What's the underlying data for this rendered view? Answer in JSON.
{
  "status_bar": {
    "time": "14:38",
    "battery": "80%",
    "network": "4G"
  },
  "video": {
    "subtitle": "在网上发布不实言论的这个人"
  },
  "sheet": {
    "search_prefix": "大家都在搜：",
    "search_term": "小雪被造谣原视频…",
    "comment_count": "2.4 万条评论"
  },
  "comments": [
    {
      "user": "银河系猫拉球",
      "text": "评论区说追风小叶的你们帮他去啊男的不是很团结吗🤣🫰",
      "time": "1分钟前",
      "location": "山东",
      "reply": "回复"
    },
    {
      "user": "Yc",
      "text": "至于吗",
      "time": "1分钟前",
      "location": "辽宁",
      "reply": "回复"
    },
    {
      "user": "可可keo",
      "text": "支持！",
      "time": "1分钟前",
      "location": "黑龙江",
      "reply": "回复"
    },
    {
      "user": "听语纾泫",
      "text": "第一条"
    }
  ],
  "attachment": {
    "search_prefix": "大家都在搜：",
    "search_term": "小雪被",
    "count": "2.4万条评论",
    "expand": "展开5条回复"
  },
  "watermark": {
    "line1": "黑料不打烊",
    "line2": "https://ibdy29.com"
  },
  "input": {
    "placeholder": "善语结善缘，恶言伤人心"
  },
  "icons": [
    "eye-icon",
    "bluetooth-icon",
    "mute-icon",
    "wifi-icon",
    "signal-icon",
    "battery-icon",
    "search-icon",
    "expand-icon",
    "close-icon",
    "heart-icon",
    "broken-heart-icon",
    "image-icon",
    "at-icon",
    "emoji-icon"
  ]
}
==================================================
What is being asked:
Pick out the lines containing the string "user".

Completed exercise:
      "user": "银河系猫拉球",
      "user": "Yc",
      "user": "可可keo",
      "user": "听语纾泫",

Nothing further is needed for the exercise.